• [Dataset listings of figures]:
* START *

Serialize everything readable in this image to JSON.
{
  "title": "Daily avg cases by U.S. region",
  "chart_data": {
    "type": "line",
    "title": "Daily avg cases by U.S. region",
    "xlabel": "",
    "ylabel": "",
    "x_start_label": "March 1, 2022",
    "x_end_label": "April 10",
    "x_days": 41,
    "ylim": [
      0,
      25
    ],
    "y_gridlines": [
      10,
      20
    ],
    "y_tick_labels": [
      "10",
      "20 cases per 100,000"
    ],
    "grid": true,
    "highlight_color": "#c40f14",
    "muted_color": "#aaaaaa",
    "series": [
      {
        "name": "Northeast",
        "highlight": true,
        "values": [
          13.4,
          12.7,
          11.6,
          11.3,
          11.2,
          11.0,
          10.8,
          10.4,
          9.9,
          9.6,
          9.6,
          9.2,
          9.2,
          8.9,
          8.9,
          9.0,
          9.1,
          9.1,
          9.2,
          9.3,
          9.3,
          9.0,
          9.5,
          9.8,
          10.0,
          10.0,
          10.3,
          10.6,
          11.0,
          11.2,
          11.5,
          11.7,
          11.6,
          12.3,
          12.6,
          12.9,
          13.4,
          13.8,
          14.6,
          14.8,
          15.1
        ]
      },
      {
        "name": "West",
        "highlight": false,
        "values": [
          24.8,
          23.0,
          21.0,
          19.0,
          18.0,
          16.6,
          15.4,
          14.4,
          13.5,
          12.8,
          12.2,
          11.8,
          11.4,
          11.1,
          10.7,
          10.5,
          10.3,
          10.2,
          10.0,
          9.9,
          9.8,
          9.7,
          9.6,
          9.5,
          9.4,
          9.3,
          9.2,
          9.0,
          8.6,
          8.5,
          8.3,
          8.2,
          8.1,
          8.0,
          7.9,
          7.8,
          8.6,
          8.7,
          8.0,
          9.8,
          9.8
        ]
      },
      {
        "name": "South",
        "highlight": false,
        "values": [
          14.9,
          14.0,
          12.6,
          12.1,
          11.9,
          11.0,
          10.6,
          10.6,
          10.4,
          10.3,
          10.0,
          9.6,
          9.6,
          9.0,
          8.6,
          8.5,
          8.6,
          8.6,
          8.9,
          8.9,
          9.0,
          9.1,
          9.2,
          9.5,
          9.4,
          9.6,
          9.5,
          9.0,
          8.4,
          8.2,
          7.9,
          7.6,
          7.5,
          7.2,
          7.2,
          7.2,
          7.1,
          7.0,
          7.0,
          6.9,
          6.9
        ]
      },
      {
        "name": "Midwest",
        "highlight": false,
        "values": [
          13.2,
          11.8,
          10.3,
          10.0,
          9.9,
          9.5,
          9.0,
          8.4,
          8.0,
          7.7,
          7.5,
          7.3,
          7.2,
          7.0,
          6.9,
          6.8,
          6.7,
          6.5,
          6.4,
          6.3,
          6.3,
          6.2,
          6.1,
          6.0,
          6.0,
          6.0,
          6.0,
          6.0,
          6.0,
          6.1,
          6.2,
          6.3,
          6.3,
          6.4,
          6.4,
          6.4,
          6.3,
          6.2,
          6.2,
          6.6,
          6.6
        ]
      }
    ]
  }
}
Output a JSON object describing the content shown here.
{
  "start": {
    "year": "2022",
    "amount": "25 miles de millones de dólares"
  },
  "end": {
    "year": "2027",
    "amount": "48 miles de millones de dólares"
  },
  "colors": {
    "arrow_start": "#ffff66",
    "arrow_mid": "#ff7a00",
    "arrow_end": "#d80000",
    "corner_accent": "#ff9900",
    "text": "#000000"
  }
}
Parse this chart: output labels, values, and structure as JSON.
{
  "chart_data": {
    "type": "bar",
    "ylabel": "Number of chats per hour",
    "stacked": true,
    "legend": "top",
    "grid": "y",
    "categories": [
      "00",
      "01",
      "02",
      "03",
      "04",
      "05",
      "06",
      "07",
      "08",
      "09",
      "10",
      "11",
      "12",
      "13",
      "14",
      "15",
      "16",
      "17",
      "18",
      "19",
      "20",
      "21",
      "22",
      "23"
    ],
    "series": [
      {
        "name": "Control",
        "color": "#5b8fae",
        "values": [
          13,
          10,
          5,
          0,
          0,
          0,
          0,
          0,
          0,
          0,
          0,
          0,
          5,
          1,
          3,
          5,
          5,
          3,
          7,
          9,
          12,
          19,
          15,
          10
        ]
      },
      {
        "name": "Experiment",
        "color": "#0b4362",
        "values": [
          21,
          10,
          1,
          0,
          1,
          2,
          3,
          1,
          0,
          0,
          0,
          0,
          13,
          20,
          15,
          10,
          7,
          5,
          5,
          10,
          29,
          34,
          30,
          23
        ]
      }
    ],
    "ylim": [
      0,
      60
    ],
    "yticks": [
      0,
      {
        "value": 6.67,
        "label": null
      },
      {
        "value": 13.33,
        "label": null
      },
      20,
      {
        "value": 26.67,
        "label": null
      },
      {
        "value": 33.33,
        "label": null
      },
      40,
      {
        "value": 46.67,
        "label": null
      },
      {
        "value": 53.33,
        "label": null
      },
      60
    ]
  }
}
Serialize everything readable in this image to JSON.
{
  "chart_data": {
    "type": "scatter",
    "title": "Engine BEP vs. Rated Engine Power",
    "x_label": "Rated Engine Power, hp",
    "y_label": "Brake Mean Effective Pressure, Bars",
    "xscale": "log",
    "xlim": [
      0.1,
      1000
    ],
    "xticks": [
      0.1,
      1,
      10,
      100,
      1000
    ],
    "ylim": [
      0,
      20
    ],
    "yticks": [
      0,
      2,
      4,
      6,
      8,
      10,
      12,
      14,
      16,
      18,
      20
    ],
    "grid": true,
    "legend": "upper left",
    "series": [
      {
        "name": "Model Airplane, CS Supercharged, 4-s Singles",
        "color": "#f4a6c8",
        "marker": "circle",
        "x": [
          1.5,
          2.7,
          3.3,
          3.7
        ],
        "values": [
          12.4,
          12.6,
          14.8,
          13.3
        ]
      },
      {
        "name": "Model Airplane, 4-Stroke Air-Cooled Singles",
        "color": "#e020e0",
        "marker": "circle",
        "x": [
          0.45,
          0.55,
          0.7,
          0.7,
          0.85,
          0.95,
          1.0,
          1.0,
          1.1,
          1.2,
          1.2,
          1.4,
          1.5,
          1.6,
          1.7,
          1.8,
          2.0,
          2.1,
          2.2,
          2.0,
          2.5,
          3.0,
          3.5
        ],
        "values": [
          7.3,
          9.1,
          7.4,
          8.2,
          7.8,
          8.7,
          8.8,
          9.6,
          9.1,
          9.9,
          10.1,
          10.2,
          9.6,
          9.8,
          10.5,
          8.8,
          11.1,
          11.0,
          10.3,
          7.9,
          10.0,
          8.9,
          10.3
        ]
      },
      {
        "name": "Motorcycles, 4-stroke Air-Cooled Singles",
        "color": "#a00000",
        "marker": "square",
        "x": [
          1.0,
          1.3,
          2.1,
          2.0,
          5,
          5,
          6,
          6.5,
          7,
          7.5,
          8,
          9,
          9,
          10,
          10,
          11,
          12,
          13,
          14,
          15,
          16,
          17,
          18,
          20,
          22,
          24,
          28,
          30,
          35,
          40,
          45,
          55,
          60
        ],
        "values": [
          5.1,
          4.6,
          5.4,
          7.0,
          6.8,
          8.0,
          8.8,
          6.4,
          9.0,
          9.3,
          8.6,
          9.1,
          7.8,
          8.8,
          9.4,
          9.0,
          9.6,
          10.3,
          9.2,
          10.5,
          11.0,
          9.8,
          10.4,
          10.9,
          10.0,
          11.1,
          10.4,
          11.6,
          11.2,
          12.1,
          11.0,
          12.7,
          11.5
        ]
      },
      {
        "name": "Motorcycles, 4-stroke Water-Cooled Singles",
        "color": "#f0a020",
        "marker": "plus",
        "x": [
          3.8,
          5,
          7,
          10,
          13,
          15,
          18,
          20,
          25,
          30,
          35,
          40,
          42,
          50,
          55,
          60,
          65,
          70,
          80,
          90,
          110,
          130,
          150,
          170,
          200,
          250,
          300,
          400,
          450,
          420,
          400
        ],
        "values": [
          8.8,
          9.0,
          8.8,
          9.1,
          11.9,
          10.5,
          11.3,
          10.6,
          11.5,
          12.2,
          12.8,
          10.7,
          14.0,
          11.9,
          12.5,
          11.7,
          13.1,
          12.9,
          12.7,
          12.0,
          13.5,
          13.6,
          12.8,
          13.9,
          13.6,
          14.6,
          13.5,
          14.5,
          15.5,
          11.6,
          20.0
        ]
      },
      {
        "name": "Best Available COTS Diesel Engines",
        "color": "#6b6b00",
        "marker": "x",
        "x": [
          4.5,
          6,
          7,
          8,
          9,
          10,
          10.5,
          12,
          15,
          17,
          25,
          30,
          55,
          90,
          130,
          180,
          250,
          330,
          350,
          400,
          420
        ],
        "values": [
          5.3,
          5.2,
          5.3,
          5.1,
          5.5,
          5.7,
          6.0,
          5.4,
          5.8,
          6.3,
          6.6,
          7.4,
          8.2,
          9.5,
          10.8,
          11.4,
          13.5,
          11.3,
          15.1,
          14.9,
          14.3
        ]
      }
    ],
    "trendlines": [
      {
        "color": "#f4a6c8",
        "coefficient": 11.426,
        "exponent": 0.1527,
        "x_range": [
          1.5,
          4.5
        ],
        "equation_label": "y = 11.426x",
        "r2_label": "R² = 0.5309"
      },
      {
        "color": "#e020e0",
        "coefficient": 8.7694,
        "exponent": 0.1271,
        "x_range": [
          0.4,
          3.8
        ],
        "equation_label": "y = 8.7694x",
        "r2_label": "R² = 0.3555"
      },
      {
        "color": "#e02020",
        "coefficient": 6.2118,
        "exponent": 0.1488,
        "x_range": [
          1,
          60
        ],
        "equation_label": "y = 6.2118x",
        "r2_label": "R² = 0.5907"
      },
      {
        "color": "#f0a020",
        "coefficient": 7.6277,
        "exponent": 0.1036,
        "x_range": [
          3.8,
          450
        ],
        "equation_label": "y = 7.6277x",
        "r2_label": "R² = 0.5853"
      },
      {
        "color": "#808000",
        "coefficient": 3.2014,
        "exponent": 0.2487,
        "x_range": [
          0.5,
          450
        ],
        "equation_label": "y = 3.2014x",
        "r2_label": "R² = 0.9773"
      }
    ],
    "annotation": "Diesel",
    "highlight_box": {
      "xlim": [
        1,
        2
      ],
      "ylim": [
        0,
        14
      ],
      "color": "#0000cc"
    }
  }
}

* END *

• [TASK]: Count the lines of the data that include the string "exponent", and give only that number.

• [OUTPUT OF THE TASK]: 5